**Set problem:**
Repeat the records below exactly, leaving out any pictures.

Figure dataset records:
= = = = =

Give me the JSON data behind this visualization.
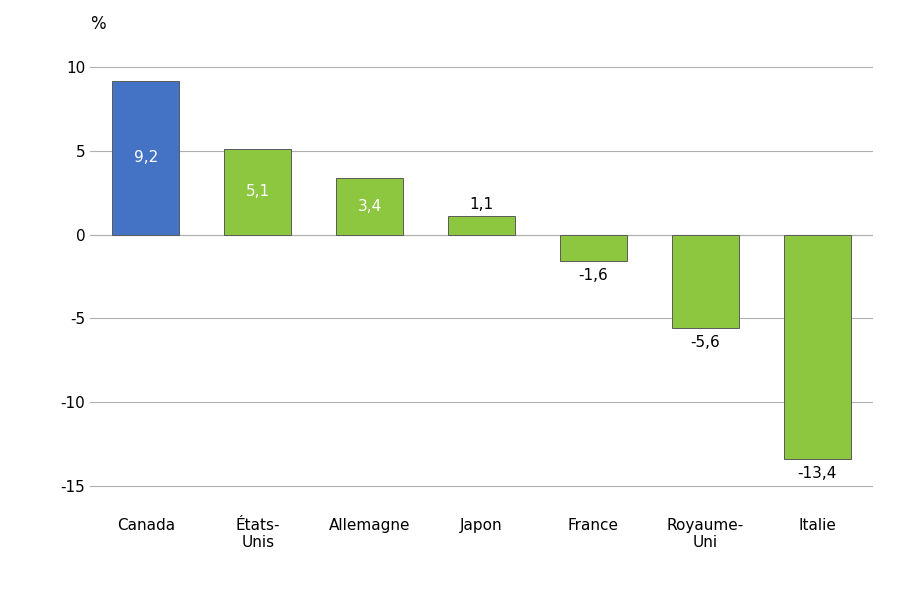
{
  "categories": [
    "Canada",
    "États-\nUnis",
    "Allemagne",
    "Japon",
    "France",
    "Royaume-\nUni",
    "Italie"
  ],
  "values": [
    9.2,
    5.1,
    3.4,
    1.1,
    -1.6,
    -5.6,
    -13.4
  ],
  "bar_colors": [
    "#4472c4",
    "#8dc63f",
    "#8dc63f",
    "#8dc63f",
    "#8dc63f",
    "#8dc63f",
    "#8dc63f"
  ],
  "label_colors_inside": [
    "#ffffff",
    "#ffffff",
    "#ffffff",
    "#000000",
    "#000000",
    "#000000",
    "#000000"
  ],
  "value_labels": [
    "9,2",
    "5,1",
    "3,4",
    "1,1",
    "-1,6",
    "-5,6",
    "-13,4"
  ],
  "ylabel": "%",
  "ylim": [
    -16.5,
    11.5
  ],
  "yticks": [
    -15,
    -10,
    -5,
    0,
    5,
    10
  ],
  "background_color": "#ffffff",
  "grid_color": "#b0b0b0",
  "bar_edge_color": "#5a5a5a",
  "label_fontsize": 11,
  "tick_fontsize": 11,
  "ylabel_fontsize": 12,
  "bar_width": 0.6
}
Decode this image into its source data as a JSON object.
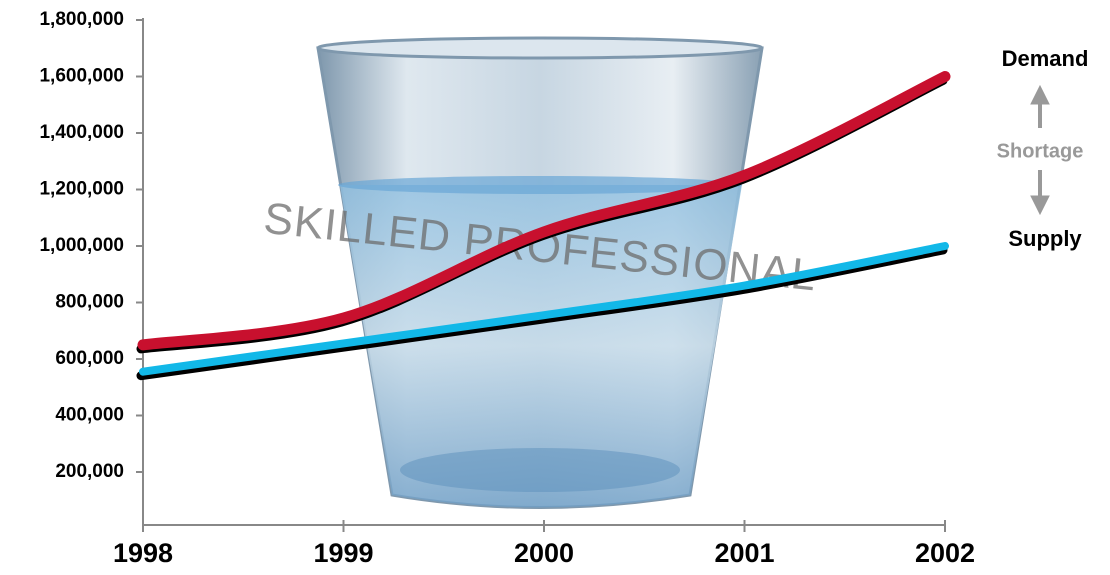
{
  "chart_data": {
    "type": "line",
    "x": [
      1998,
      1999,
      2000,
      2001,
      2002
    ],
    "xlim": [
      1998,
      2002
    ],
    "xticks": [
      1998,
      1999,
      2000,
      2001,
      2002
    ],
    "ylim": [
      0,
      1800000
    ],
    "yticks": [
      {
        "value": 200000,
        "label": "200,000"
      },
      {
        "value": 400000,
        "label": "400,000"
      },
      {
        "value": 600000,
        "label": "600,000"
      },
      {
        "value": 800000,
        "label": "800,000"
      },
      {
        "value": 1000000,
        "label": "1,000,000"
      },
      {
        "value": 1200000,
        "label": "1,200,000"
      },
      {
        "value": 1400000,
        "label": "1,400,000"
      },
      {
        "value": 1600000,
        "label": "1,600,000"
      },
      {
        "value": 1800000,
        "label": "1,800,000"
      }
    ],
    "series": [
      {
        "name": "Demand",
        "color": "#c8102e",
        "values": [
          650000,
          745000,
          1050000,
          1250000,
          1600000
        ]
      },
      {
        "name": "Supply",
        "color": "#12b8e8",
        "values": [
          555000,
          655000,
          755000,
          860000,
          1000000
        ]
      }
    ],
    "annotations": [
      "Shortage",
      "SKILLED PROFESSIONAL"
    ]
  }
}
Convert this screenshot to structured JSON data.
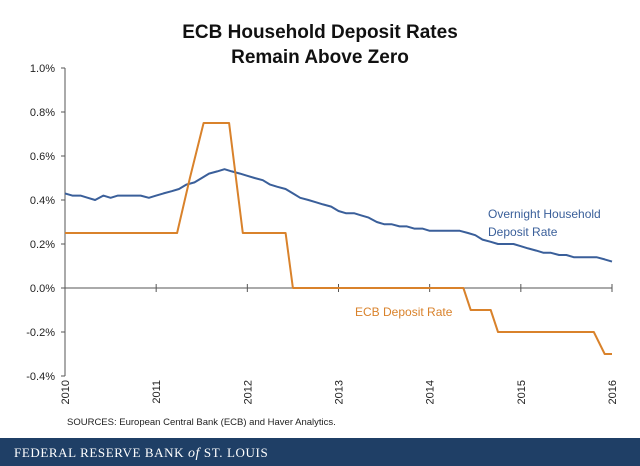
{
  "chart_data": {
    "type": "line",
    "title": [
      "ECB Household Deposit Rates",
      "Remain Above Zero"
    ],
    "xlabel": "",
    "ylabel": "",
    "xlim": [
      2010,
      2016
    ],
    "ylim": [
      -0.4,
      1.0
    ],
    "y_ticks": [
      1.0,
      0.8,
      0.6,
      0.4,
      0.2,
      0.0,
      -0.2,
      -0.4
    ],
    "y_tick_labels": [
      "1.0%",
      "0.8%",
      "0.6%",
      "0.4%",
      "0.2%",
      "0.0%",
      "-0.2%",
      "-0.4%"
    ],
    "x_ticks": [
      2010,
      2011,
      2012,
      2013,
      2014,
      2015,
      2016
    ],
    "x_tick_labels": [
      "2010",
      "2011",
      "2012",
      "2013",
      "2014",
      "2015",
      "2016"
    ],
    "grid": false,
    "series": [
      {
        "name": "Overnight Household Deposit Rate",
        "label_lines": [
          "Overnight Household",
          "Deposit Rate"
        ],
        "color": "#3a5f9a",
        "x": [
          2010.0,
          2010.08,
          2010.17,
          2010.25,
          2010.33,
          2010.42,
          2010.5,
          2010.58,
          2010.67,
          2010.75,
          2010.83,
          2010.92,
          2011.0,
          2011.08,
          2011.17,
          2011.25,
          2011.33,
          2011.42,
          2011.5,
          2011.58,
          2011.67,
          2011.75,
          2011.83,
          2011.92,
          2012.0,
          2012.08,
          2012.17,
          2012.25,
          2012.33,
          2012.42,
          2012.5,
          2012.58,
          2012.67,
          2012.75,
          2012.83,
          2012.92,
          2013.0,
          2013.08,
          2013.17,
          2013.25,
          2013.33,
          2013.42,
          2013.5,
          2013.58,
          2013.67,
          2013.75,
          2013.83,
          2013.92,
          2014.0,
          2014.08,
          2014.17,
          2014.25,
          2014.33,
          2014.42,
          2014.5,
          2014.58,
          2014.67,
          2014.75,
          2014.83,
          2014.92,
          2015.0,
          2015.08,
          2015.17,
          2015.25,
          2015.33,
          2015.42,
          2015.5,
          2015.58,
          2015.67,
          2015.75,
          2015.83,
          2015.92,
          2016.0
        ],
        "values": [
          0.43,
          0.42,
          0.42,
          0.41,
          0.4,
          0.42,
          0.41,
          0.42,
          0.42,
          0.42,
          0.42,
          0.41,
          0.42,
          0.43,
          0.44,
          0.45,
          0.47,
          0.48,
          0.5,
          0.52,
          0.53,
          0.54,
          0.53,
          0.52,
          0.51,
          0.5,
          0.49,
          0.47,
          0.46,
          0.45,
          0.43,
          0.41,
          0.4,
          0.39,
          0.38,
          0.37,
          0.35,
          0.34,
          0.34,
          0.33,
          0.32,
          0.3,
          0.29,
          0.29,
          0.28,
          0.28,
          0.27,
          0.27,
          0.26,
          0.26,
          0.26,
          0.26,
          0.26,
          0.25,
          0.24,
          0.22,
          0.21,
          0.2,
          0.2,
          0.2,
          0.19,
          0.18,
          0.17,
          0.16,
          0.16,
          0.15,
          0.15,
          0.14,
          0.14,
          0.14,
          0.14,
          0.13,
          0.12
        ]
      },
      {
        "name": "ECB Deposit Rate",
        "label_lines": [
          "ECB Deposit Rate"
        ],
        "color": "#d9822b",
        "step": true,
        "x": [
          2010.0,
          2011.23,
          2011.37,
          2011.52,
          2011.8,
          2011.95,
          2012.42,
          2012.5,
          2014.37,
          2014.45,
          2014.67,
          2014.75,
          2015.8,
          2015.92,
          2016.0
        ],
        "values": [
          0.25,
          0.25,
          0.5,
          0.75,
          0.75,
          0.25,
          0.25,
          0.0,
          0.0,
          -0.1,
          -0.1,
          -0.2,
          -0.2,
          -0.3,
          -0.3
        ]
      }
    ]
  },
  "sources": "SOURCES: European Central Bank (ECB) and Haver Analytics.",
  "footer": {
    "brand_main": "Federal Reserve Bank ",
    "brand_of": "of",
    "brand_end": " St. Louis"
  }
}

= = = = =

**Complete output:**
Give me the JSON data behind this visualization.
{
  "categories": [
    "Canada",
    "États-\nUnis",
    "Allemagne",
    "Japon",
    "France",
    "Royaume-\nUni",
    "Italie"
  ],
  "values": [
    9.2,
    5.1,
    3.4,
    1.1,
    -1.6,
    -5.6,
    -13.4
  ],
  "bar_colors": [
    "#4472c4",
    "#8dc63f",
    "#8dc63f",
    "#8dc63f",
    "#8dc63f",
    "#8dc63f",
    "#8dc63f"
  ],
  "label_colors_inside": [
    "#ffffff",
    "#ffffff",
    "#ffffff",
    "#000000",
    "#000000",
    "#000000",
    "#000000"
  ],
  "value_labels": [
    "9,2",
    "5,1",
    "3,4",
    "1,1",
    "-1,6",
    "-5,6",
    "-13,4"
  ],
  "ylabel": "%",
  "ylim": [
    -16.5,
    11.5
  ],
  "yticks": [
    -15,
    -10,
    -5,
    0,
    5,
    10
  ],
  "background_color": "#ffffff",
  "grid_color": "#b0b0b0",
  "bar_edge_color": "#5a5a5a",
  "label_fontsize": 11,
  "tick_fontsize": 11,
  "ylabel_fontsize": 12,
  "bar_width": 0.6
}
Decode this image into its source data as a JSON object.
{
  "chart_data": {
    "type": "line",
    "x": [
      1998,
      1999,
      2000,
      2001,
      2002
    ],
    "xlim": [
      1998,
      2002
    ],
    "xticks": [
      1998,
      1999,
      2000,
      2001,
      2002
    ],
    "ylim": [
      0,
      1800000
    ],
    "yticks": [
      {
        "value": 200000,
        "label": "200,000"
      },
      {
        "value": 400000,
        "label": "400,000"
      },
      {
        "value": 600000,
        "label": "600,000"
      },
      {
        "value": 800000,
        "label": "800,000"
      },
      {
        "value": 1000000,
        "label": "1,000,000"
      },
      {
        "value": 1200000,
        "label": "1,200,000"
      },
      {
        "value": 1400000,
        "label": "1,400,000"
      },
      {
        "value": 1600000,
        "label": "1,600,000"
      },
      {
        "value": 1800000,
        "label": "1,800,000"
      }
    ],
    "series": [
      {
        "name": "Demand",
        "color": "#c8102e",
        "values": [
          650000,
          745000,
          1050000,
          1250000,
          1600000
        ]
      },
      {
        "name": "Supply",
        "color": "#12b8e8",
        "values": [
          555000,
          655000,
          755000,
          860000,
          1000000
        ]
      }
    ],
    "annotations": [
      "Shortage",
      "SKILLED PROFESSIONAL"
    ]
  }
}
Convert this screenshot to structured JSON data.
{
  "chart_data": {
    "type": "line",
    "title": [
      "ECB Household Deposit Rates",
      "Remain Above Zero"
    ],
    "xlabel": "",
    "ylabel": "",
    "xlim": [
      2010,
      2016
    ],
    "ylim": [
      -0.4,
      1.0
    ],
    "y_ticks": [
      1.0,
      0.8,
      0.6,
      0.4,
      0.2,
      0.0,
      -0.2,
      -0.4
    ],
    "y_tick_labels": [
      "1.0%",
      "0.8%",
      "0.6%",
      "0.4%",
      "0.2%",
      "0.0%",
      "-0.2%",
      "-0.4%"
    ],
    "x_ticks": [
      2010,
      2011,
      2012,
      2013,
      2014,
      2015,
      2016
    ],
    "x_tick_labels": [
      "2010",
      "2011",
      "2012",
      "2013",
      "2014",
      "2015",
      "2016"
    ],
    "grid": false,
    "series": [
      {
        "name": "Overnight Household Deposit Rate",
        "label_lines": [
          "Overnight Household",
          "Deposit Rate"
        ],
        "color": "#3a5f9a",
        "x": [
          2010.0,
          2010.08,
          2010.17,
          2010.25,
          2010.33,
          2010.42,
          2010.5,
          2010.58,
          2010.67,
          2010.75,
          2010.83,
          2010.92,
          2011.0,
          2011.08,
          2011.17,
          2011.25,
          2011.33,
          2011.42,
          2011.5,
          2011.58,
          2011.67,
          2011.75,
          2011.83,
          2011.92,
          2012.0,
          2012.08,
          2012.17,
          2012.25,
          2012.33,
          2012.42,
          2012.5,
          2012.58,
          2012.67,
          2012.75,
          2012.83,
          2012.92,
          2013.0,
          2013.08,
          2013.17,
          2013.25,
          2013.33,
          2013.42,
          2013.5,
          2013.58,
          2013.67,
          2013.75,
          2013.83,
          2013.92,
          2014.0,
          2014.08,
          2014.17,
          2014.25,
          2014.33,
          2014.42,
          2014.5,
          2014.58,
          2014.67,
          2014.75,
          2014.83,
          2014.92,
          2015.0,
          2015.08,
          2015.17,
          2015.25,
          2015.33,
          2015.42,
          2015.5,
          2015.58,
          2015.67,
          2015.75,
          2015.83,
          2015.92,
          2016.0
        ],
        "values": [
          0.43,
          0.42,
          0.42,
          0.41,
          0.4,
          0.42,
          0.41,
          0.42,
          0.42,
          0.42,
          0.42,
          0.41,
          0.42,
          0.43,
          0.44,
          0.45,
          0.47,
          0.48,
          0.5,
          0.52,
          0.53,
          0.54,
          0.53,
          0.52,
          0.51,
          0.5,
          0.49,
          0.47,
          0.46,
          0.45,
          0.43,
          0.41,
          0.4,
          0.39,
          0.38,
          0.37,
          0.35,
          0.34,
          0.34,
          0.33,
          0.32,
          0.3,
          0.29,
          0.29,
          0.28,
          0.28,
          0.27,
          0.27,
          0.26,
          0.26,
          0.26,
          0.26,
          0.26,
          0.25,
          0.24,
          0.22,
          0.21,
          0.2,
          0.2,
          0.2,
          0.19,
          0.18,
          0.17,
          0.16,
          0.16,
          0.15,
          0.15,
          0.14,
          0.14,
          0.14,
          0.14,
          0.13,
          0.12
        ]
      },
      {
        "name": "ECB Deposit Rate",
        "label_lines": [
          "ECB Deposit Rate"
        ],
        "color": "#d9822b",
        "step": true,
        "x": [
          2010.0,
          2011.23,
          2011.37,
          2011.52,
          2011.8,
          2011.95,
          2012.42,
          2012.5,
          2014.37,
          2014.45,
          2014.67,
          2014.75,
          2015.8,
          2015.92,
          2016.0
        ],
        "values": [
          0.25,
          0.25,
          0.5,
          0.75,
          0.75,
          0.25,
          0.25,
          0.0,
          0.0,
          -0.1,
          -0.1,
          -0.2,
          -0.2,
          -0.3,
          -0.3
        ]
      }
    ]
  },
  "sources": "SOURCES: European Central Bank (ECB) and Haver Analytics.",
  "footer": {
    "brand_main": "Federal Reserve Bank ",
    "brand_of": "of",
    "brand_end": " St. Louis"
  }
}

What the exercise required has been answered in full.